** begin **

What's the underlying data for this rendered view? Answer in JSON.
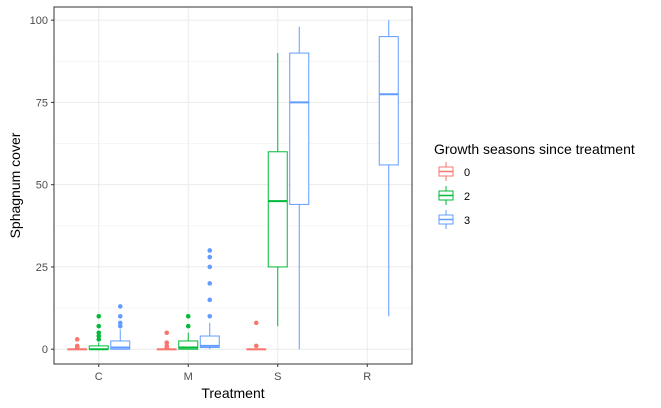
{
  "chart_data": {
    "type": "boxplot",
    "xlabel": "Treatment",
    "ylabel": "Sphagnum cover",
    "ylim": [
      -4.5,
      104
    ],
    "yticks": [
      0,
      25,
      50,
      75,
      100
    ],
    "yticklabels": [
      "0",
      "25",
      "50",
      "75",
      "100"
    ],
    "categories": [
      "C",
      "M",
      "S",
      "R"
    ],
    "grid": true,
    "legend": {
      "title": "Growth seasons since treatment",
      "placement": "right"
    },
    "series": [
      {
        "name": "0",
        "color": "#F8766D",
        "boxes": [
          {
            "category": "C",
            "min": 0,
            "q1": 0,
            "median": 0,
            "q3": 0,
            "max": 0,
            "outliers": [
              0.5,
              1,
              3
            ]
          },
          {
            "category": "M",
            "min": 0,
            "q1": 0,
            "median": 0,
            "q3": 0,
            "max": 0,
            "outliers": [
              0.5,
              1,
              2,
              5
            ]
          },
          {
            "category": "S",
            "min": 0,
            "q1": 0,
            "median": 0,
            "q3": 0,
            "max": 0,
            "outliers": [
              1,
              8
            ]
          }
        ]
      },
      {
        "name": "2",
        "color": "#00BA38",
        "boxes": [
          {
            "category": "C",
            "min": 0,
            "q1": 0,
            "median": 0,
            "q3": 1,
            "max": 2,
            "outliers": [
              3,
              4,
              5,
              7,
              10
            ]
          },
          {
            "category": "M",
            "min": 0,
            "q1": 0,
            "median": 0.5,
            "q3": 2.5,
            "max": 5,
            "outliers": [
              7,
              10
            ]
          },
          {
            "category": "S",
            "min": 7,
            "q1": 25,
            "median": 45,
            "q3": 60,
            "max": 90,
            "outliers": []
          }
        ]
      },
      {
        "name": "3",
        "color": "#619CFF",
        "boxes": [
          {
            "category": "C",
            "min": 0,
            "q1": 0,
            "median": 0.5,
            "q3": 2.5,
            "max": 6,
            "outliers": [
              7,
              8,
              10,
              13
            ]
          },
          {
            "category": "M",
            "min": 0,
            "q1": 0.5,
            "median": 1,
            "q3": 4,
            "max": 8,
            "outliers": [
              10,
              15,
              20,
              25,
              28,
              30
            ]
          },
          {
            "category": "S",
            "min": 0,
            "q1": 44,
            "median": 75,
            "q3": 90,
            "max": 98,
            "outliers": []
          },
          {
            "category": "R",
            "min": 10,
            "q1": 56,
            "median": 77.5,
            "q3": 95,
            "max": 100,
            "outliers": []
          }
        ]
      }
    ]
  }
}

** end **

### Instructions for the task
Word for word, quote the lines above. Omit the pictures.

### Answer below
What's the underlying data for this rendered view? Answer in JSON.
{
  "chart_data": {
    "type": "boxplot",
    "xlabel": "Treatment",
    "ylabel": "Sphagnum cover",
    "ylim": [
      -4.5,
      104
    ],
    "yticks": [
      0,
      25,
      50,
      75,
      100
    ],
    "yticklabels": [
      "0",
      "25",
      "50",
      "75",
      "100"
    ],
    "categories": [
      "C",
      "M",
      "S",
      "R"
    ],
    "grid": true,
    "legend": {
      "title": "Growth seasons since treatment",
      "placement": "right"
    },
    "series": [
      {
        "name": "0",
        "color": "#F8766D",
        "boxes": [
          {
            "category": "C",
            "min": 0,
            "q1": 0,
            "median": 0,
            "q3": 0,
            "max": 0,
            "outliers": [
              0.5,
              1,
              3
            ]
          },
          {
            "category": "M",
            "min": 0,
            "q1": 0,
            "median": 0,
            "q3": 0,
            "max": 0,
            "outliers": [
              0.5,
              1,
              2,
              5
            ]
          },
          {
            "category": "S",
            "min": 0,
            "q1": 0,
            "median": 0,
            "q3": 0,
            "max": 0,
            "outliers": [
              1,
              8
            ]
          }
        ]
      },
      {
        "name": "2",
        "color": "#00BA38",
        "boxes": [
          {
            "category": "C",
            "min": 0,
            "q1": 0,
            "median": 0,
            "q3": 1,
            "max": 2,
            "outliers": [
              3,
              4,
              5,
              7,
              10
            ]
          },
          {
            "category": "M",
            "min": 0,
            "q1": 0,
            "median": 0.5,
            "q3": 2.5,
            "max": 5,
            "outliers": [
              7,
              10
            ]
          },
          {
            "category": "S",
            "min": 7,
            "q1": 25,
            "median": 45,
            "q3": 60,
            "max": 90,
            "outliers": []
          }
        ]
      },
      {
        "name": "3",
        "color": "#619CFF",
        "boxes": [
          {
            "category": "C",
            "min": 0,
            "q1": 0,
            "median": 0.5,
            "q3": 2.5,
            "max": 6,
            "outliers": [
              7,
              8,
              10,
              13
            ]
          },
          {
            "category": "M",
            "min": 0,
            "q1": 0.5,
            "median": 1,
            "q3": 4,
            "max": 8,
            "outliers": [
              10,
              15,
              20,
              25,
              28,
              30
            ]
          },
          {
            "category": "S",
            "min": 0,
            "q1": 44,
            "median": 75,
            "q3": 90,
            "max": 98,
            "outliers": []
          },
          {
            "category": "R",
            "min": 10,
            "q1": 56,
            "median": 77.5,
            "q3": 95,
            "max": 100,
            "outliers": []
          }
        ]
      }
    ]
  }
}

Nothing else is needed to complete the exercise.